**Entries**
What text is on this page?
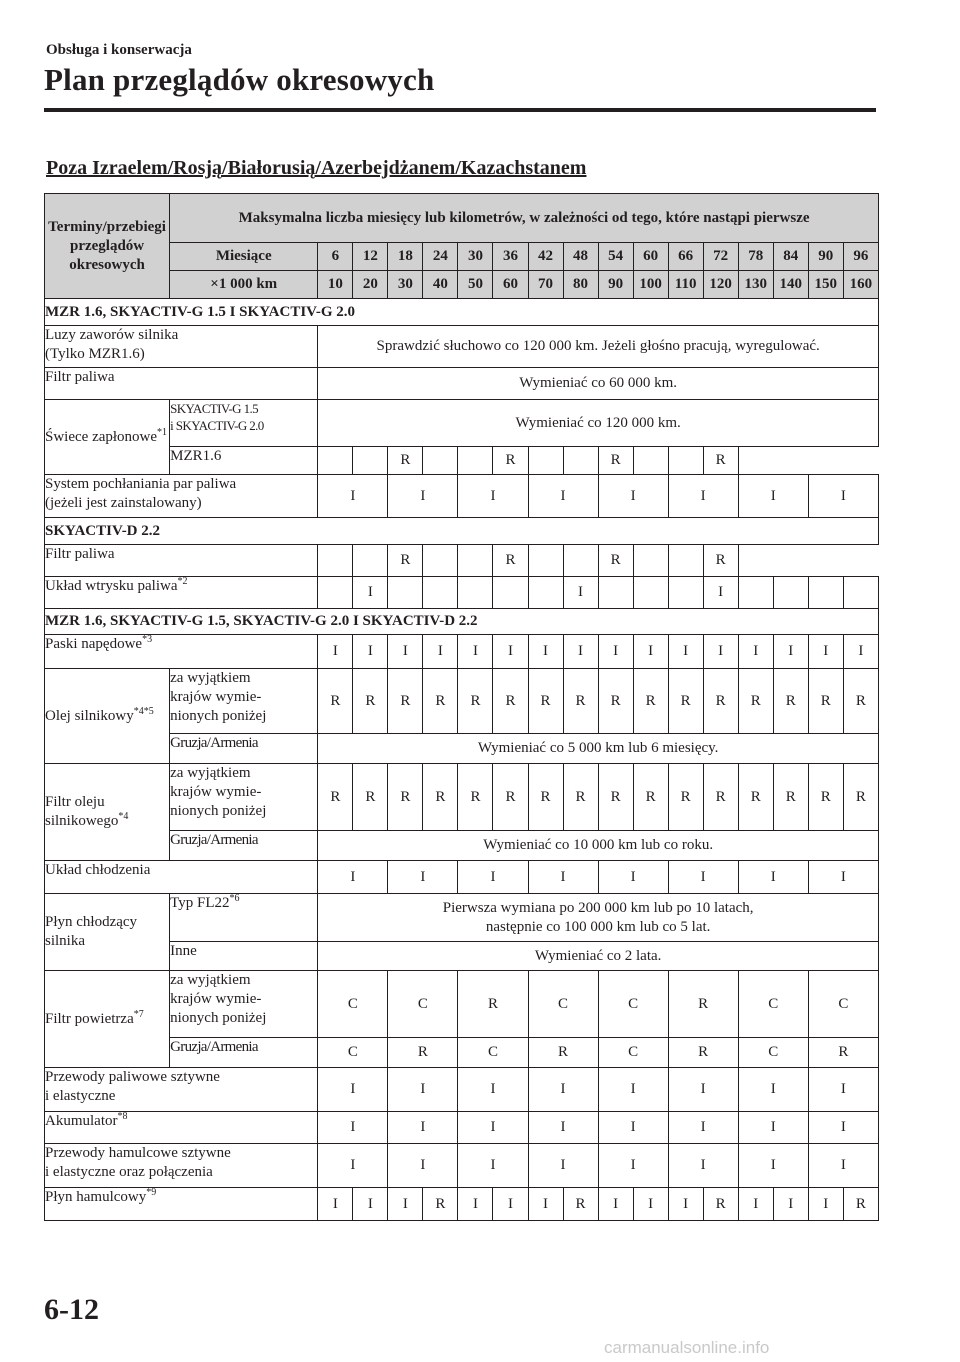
Obsługa i konserwacja
Plan przeglądów okresowych
Poza Izraelem/Rosją/Białorusią/Azerbejdżanem/Kazachstanem
Terminy/przebiegi przeglądów okresowych	Maksymalna liczba miesięcy lub kilometrów, w zależności od tego, które nastąpi pierwsze																
	Miesiące	6	12	18	24	30	36	42	48	54	60	66	72	78	84	90	96
	×1 000 km	10	20	30	40	50	60	70	80	90	100	110	120	130	140	150	160
MZR 1.6, SKYACTIV-G 1.5 I SKYACTIV-G 2.0																	
Luzy zaworów silnika
(Tylko MZR1.6)		Sprawdzić słuchowo co 120 000 km. Jeżeli głośno pracują, wyregulować.															
Filtr paliwa		Wymieniać co 60 000 km.															
Świece zapłonowe$^{*1}$	SKYACTIV-G 1.5
i SKYACTIV-G 2.0	Wymieniać co 120 000 km.															
	MZR1.6			R			R			R			R				
System pochłaniania par paliwa
(jeżeli jest zainstalowany)		I		I		I		I		I		I		I		I	
SKYACTIV-D 2.2																	
Filtr paliwa				R			R			R			R				
Układ wtrysku paliwa$^{*2}$			I						I				I				
MZR 1.6, SKYACTIV-G 1.5, SKYACTIV-G 2.0 I SKYACTIV-D 2.2																	
Paski napędowe$^{*3}$		I	I	I	I	I	I	I	I	I	I	I	I	I	I	I	I
Olej silnikowy$^{*4*5}$	za wyjątkiem
krajów wymie-
nionych poniżej	R	R	R	R	R	R	R	R	R	R	R	R	R	R	R	R
	Gruzja/Armenia	Wymieniać co 5 000 km lub 6 miesięcy.															
Filtr oleju
silnikowego$^{*4}$	za wyjątkiem
krajów wymie-
nionych poniżej	R	R	R	R	R	R	R	R	R	R	R	R	R	R	R	R
	Gruzja/Armenia	Wymieniać co 10 000 km lub co roku.															
Układ chłodzenia		I		I		I		I		I		I		I		I	
Płyn chłodzący
silnika	Typ FL22$^{*6}$	Pierwsza wymiana po 200 000 km lub po 10 latach,
następnie co 100 000 km lub co 5 lat.															
	Inne	Wymieniać co 2 lata.															
Filtr powietrza$^{*7}$	za wyjątkiem
krajów wymie-
nionych poniżej	C		C		R		C		C		R		C		C	
	Gruzja/Armenia	C		R		C		R		C		R		C		R	
Przewody paliwowe sztywne
i elastyczne		I		I		I		I		I		I		I		I	
Akumulator$^{*8}$		I		I		I		I		I		I		I		I	
Przewody hamulcowe sztywne
i elastyczne oraz połączenia		I		I		I		I		I		I		I		I	
Płyn hamulcowy$^{*9}$		I	I	I	R	I	I	I	R	I	I	I	R	I	I	I	R
6-12
carmanualsonline.info
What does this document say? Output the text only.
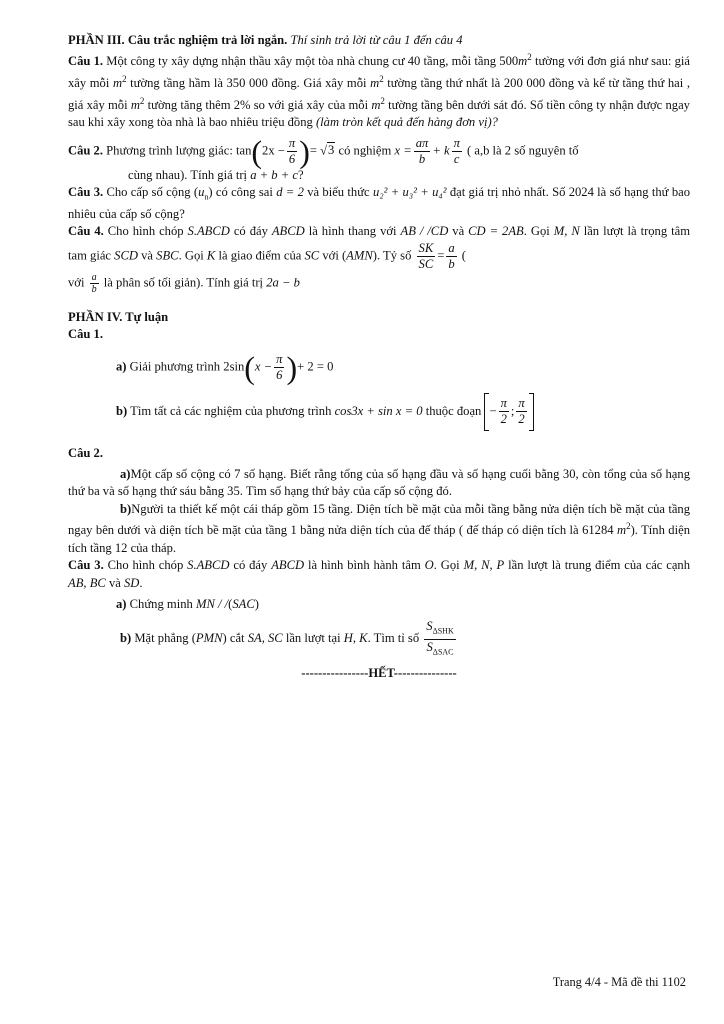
PHẦN III. Câu trắc nghiệm trả lời ngắn. Thí sinh trả lời từ câu 1 đến câu 4

Câu 1. Một công ty xây dựng nhận thầu xây một tòa nhà chung cư 40 tầng, mỗi tầng $500m^2$ tường với đơn giá như sau: giá xây mỗi $m^2$ tường tầng hầm là 350 000 đồng. Giá xây mỗi $m^2$ tường tầng thứ nhất là 200 000 đồng và kể từ tầng thứ hai , giá xây mỗi $m^2$ tường tăng thêm 2% so với giá xây của mỗi $m^2$ tường tầng bên dưới sát đó. Số tiền công ty nhận được ngay sau khi xây xong tòa nhà là bao nhiêu triệu đồng (làm tròn kết quả đến hàng đơn vị)?

Câu 2. Phương trình lượng giác: $\tan(2x - \frac{\pi}{6}$ )= √3 có nghiệm $x = \frac{a\pi}{b} + k \frac{\pi}{c}$ ( a,b là 2 số nguyên tố

cùng nhau). Tính giá trị a + b + c?

Câu 3. Cho cấp số cộng $(u_n)$ có công sai d = 2 và biểu thức u₂² + u₃² + u₄² đạt giá trị nhỏ nhất. Số 2024 là số hạng thứ bao nhiêu của cấp số cộng?

Câu 4. Cho hình chóp S.ABCD có đáy ABCD là hình thang với AB / /CD và CD = 2AB. Gọi M, N lần lượt là trọng tâm tam giác SCD và SBC. Gọi K là giao điểm của SC với (AMN). Tỷ số $\frac{SK}{SC} = \frac{a}{b}$ (

với $\frac{a}{b}$ là phân số tối giản). Tính giá trị 2a − b

PHẦN IV. Tự luận

Câu 1.

a) Giải phương trình $2\sin(x - \frac{\pi}{6}$ )+ 2 = 0

b) Tìm tất cả các nghiệm của phương trình cos3x + sin x = 0 thuộc đoạn − $\frac{\pi}{2}$ ; $\frac{\pi}{2}$

Câu 2.

a)Một cấp số cộng có 7 số hạng. Biết rằng tổng của số hạng đầu và số hạng cuối bằng 30, còn tổng của số hạng thứ ba và số hạng thứ sáu bằng 35. Tìm số hạng thứ bảy của cấp số cộng đó.

b)Người ta thiết kế một cái tháp gồm 15 tầng. Diện tích bề mặt của mỗi tầng bằng nửa diện tích bề mặt của tầng ngay bên dưới và diện tích bề mặt của tầng 1 bằng nửa diện tích của đế tháp ( đế tháp có diện tích là 61284 $m^2$). Tính diện tích tầng 12 của tháp.

Câu 3. Cho hình chóp S.ABCD có đáy ABCD là hình bình hành tâm O. Gọi M, N, P lần lượt là trung điểm của các cạnh AB, BC và SD.

a) Chứng minh MN / /(SAC)

b) Mặt phẳng (PMN) cắt SA, SC lần lượt tại H, K. Tìm tỉ số $\frac{S_{\Delta SHK}}{S_{\Delta SAC}}$

----------------HẾT---------------

Trang 4/4 - Mã đề thi 1102
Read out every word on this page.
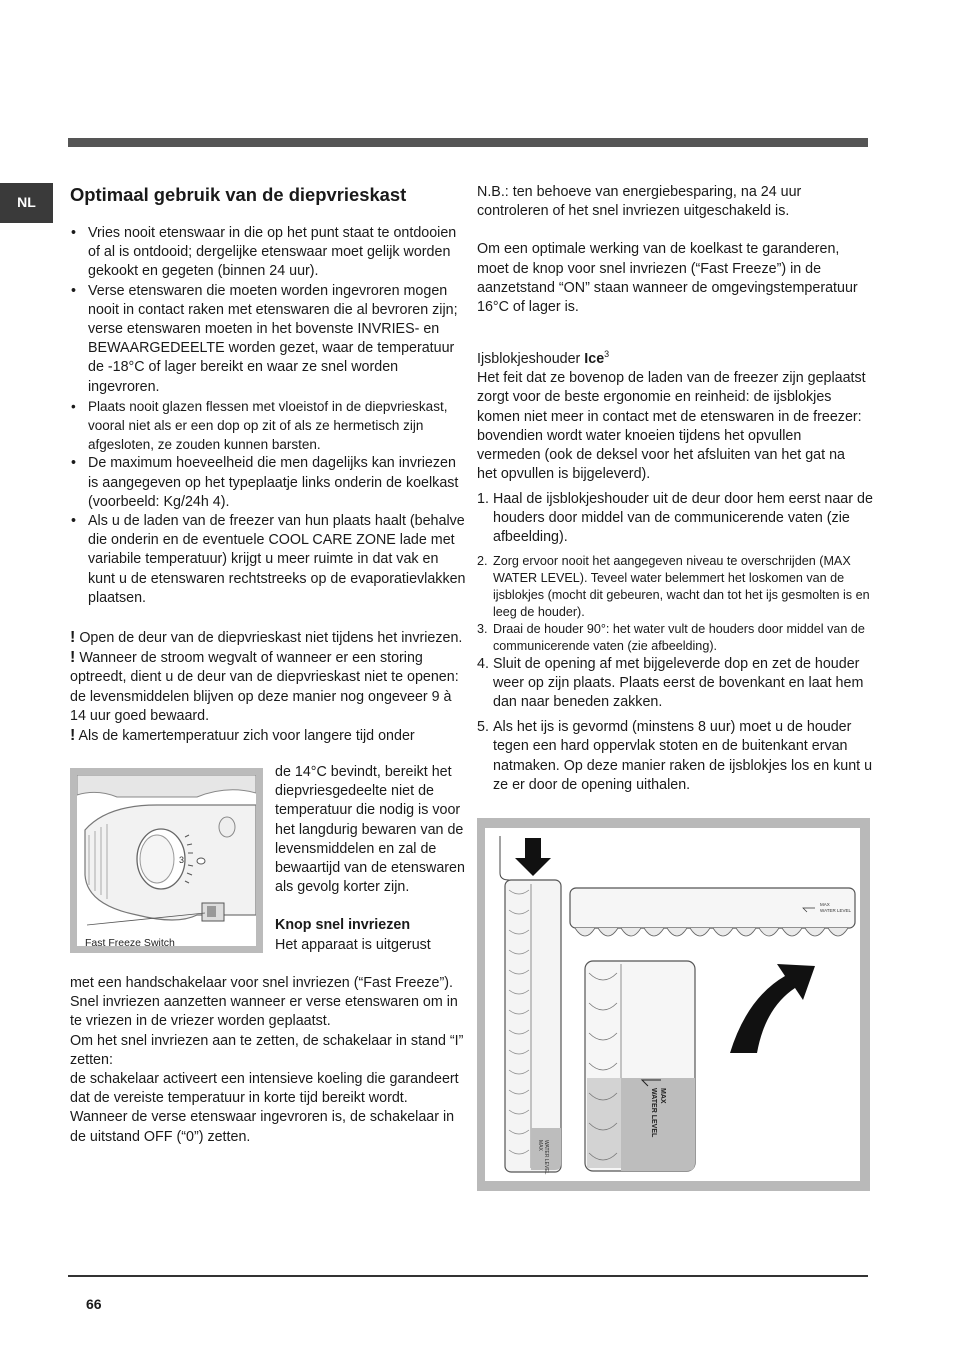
NL	Optimaal gebruik van de diepvrieskast
• Vries nooit etenswaar in die op het punt staat te ontdooien of al is ontdooid; dergelijke etenswaar moet gelijk worden gekookt en gegeten (binnen 24 uur).
• Verse etenswaren die moeten worden ingevroren mogen nooit in contact raken met etenswaren die al bevroren zijn; verse etenswaren moeten in het bovenste INVRIES- en BEWAARGEDEELTE worden gezet, waar de temperatuur de -18°C of lager bereikt en waar ze snel worden ingevroren.
• Plaats nooit glazen flessen met vloeistof in de diepvrieskast, vooral niet als er een dop op zit of als ze hermetisch zijn afgesloten, ze zouden kunnen barsten.
• De maximum hoeveelheid die men dagelijks kan invriezen is aangegeven op het typeplaatje links onderin de koelkast (voorbeeld: Kg/24h 4).
• Als u de laden van de freezer van hun plaats haalt (behalve die onderin en de eventuele COOL CARE ZONE lade met variabile temperatuur) krijgt u meer ruimte in dat vak en kunt u de etenswaren rechtstreeks op de evaporatievlakken plaatsen.

! Open de deur van de diepvrieskast niet tijdens het invriezen.

! Wanneer de stroom wegvalt of wanneer er een storing optreedt, dient u de deur van de diepvrieskast niet te openen: de levensmiddelen blijven op deze manier nog ongeveer 9 à 14 uur goed bewaard.

! Als de kamertemperatuur zich voor langere tijd onder

3
Fast Freeze Switch

de 14°C bevindt, bereikt het diepvriesgedeelte niet de temperatuur die nodig is voor het langdurig bewaren van de levensmiddelen en zal de bewaartijd van de etenswaren als gevolg korter zijn.

Knop snel invriezen

Het apparaat is uitgerust

met een handschakelaar voor snel invriezen (“Fast Freeze”).

Snel invriezen aanzetten wanneer er verse etenswaren om in te vriezen in de vriezer worden geplaatst.

Om het snel invriezen aan te zetten, de schakelaar in stand “I” zetten:

de schakelaar activeert een intensieve koeling die garandeert dat de vereiste temperatuur in korte tijd bereikt wordt.

Wanneer de verse etenswaar ingevroren is, de schakelaar in de uitstand OFF (“0”) zetten.

N.B.: ten behoeve van energiebesparing, na 24 uur controleren of het snel invriezen uitgeschakeld is.

Om een optimale werking van de koelkast te garanderen, moet de knop voor snel invriezen (“Fast Freeze”) in de aanzetstand “ON” staan wanneer de omgevingstemperatuur 16°C of lager is.

Ijsblokjeshouder Ice$^3$

Het feit dat ze bovenop de laden van de freezer zijn geplaatst zorgt voor de beste ergonomie en reinheid: de ijsblokjes komen niet meer in contact met de etenswaren in de freezer: bovendien wordt water knoeien tijdens het opvullen vermeden (ook de deksel voor het afsluiten van het gat na het opvullen is bijgeleverd).

1. Haal de ijsblokjeshouder uit de deur door hem eerst naar de houders door middel van de communicerende vaten (zie afbeelding).
2. Zorg ervoor nooit het aangegeven niveau te overschrijden (MAX WATER LEVEL). Teveel water belemmert het loskomen van de ijsblokjes (mocht dit gebeuren, wacht dan tot het ijs gesmolten is en leeg de houder).
3. Draai de houder 90°: het water vult de houders door middel van de communicerende vaten (zie afbeelding).
4. Sluit de opening af met bijgeleverde dop en zet de houder weer op zijn plaats. Plaats eerst de bovenkant en laat hem dan naar beneden zakken.
5. Als het ijs is gevormd (minstens 8 uur) moet u de houder tegen een hard oppervlak stoten en de buitenkant ervan natmaken. Op deze manier raken de ijsblokjes los en kunt u ze er door de opening uithalen.
MAX WATER LEVEL
MAX
WATER LEVEL
MAX
WATER LEVEL
66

**Short problem**
Gather each line of the records holding the string "eerst".

**Correct response**
1. Haal de ijsblokjeshouder uit de deur door hem eerst naar de houders door middel van de communicerende vaten (zie afbeelding).
4. Sluit de opening af met bijgeleverde dop en zet de houder weer op zijn plaats. Plaats eerst de bovenkant en laat hem dan naar beneden zakken.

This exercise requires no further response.